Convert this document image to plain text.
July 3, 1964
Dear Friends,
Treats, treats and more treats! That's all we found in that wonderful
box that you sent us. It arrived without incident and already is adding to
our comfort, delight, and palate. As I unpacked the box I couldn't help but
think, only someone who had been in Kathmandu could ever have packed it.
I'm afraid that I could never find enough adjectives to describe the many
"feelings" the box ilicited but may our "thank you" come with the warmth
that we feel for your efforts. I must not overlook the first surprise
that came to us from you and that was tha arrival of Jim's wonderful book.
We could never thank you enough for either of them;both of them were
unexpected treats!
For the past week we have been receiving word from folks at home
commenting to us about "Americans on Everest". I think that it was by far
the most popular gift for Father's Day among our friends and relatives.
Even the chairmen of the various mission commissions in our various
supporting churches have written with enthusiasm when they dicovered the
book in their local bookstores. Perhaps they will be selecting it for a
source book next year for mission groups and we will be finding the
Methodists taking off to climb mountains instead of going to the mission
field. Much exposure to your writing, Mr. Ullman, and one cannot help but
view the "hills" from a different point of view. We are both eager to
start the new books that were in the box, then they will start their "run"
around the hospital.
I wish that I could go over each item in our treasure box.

• • • • • • •

Exercise directions ▸ Look through the data above. Each line containing the word "mission" needs to be copied.

The answer ▸
Even the chairmen of the various mission commissions in our various
source book next year for mission groups and we will be finding the
Methodists taking off to climb mountains instead of going to the mission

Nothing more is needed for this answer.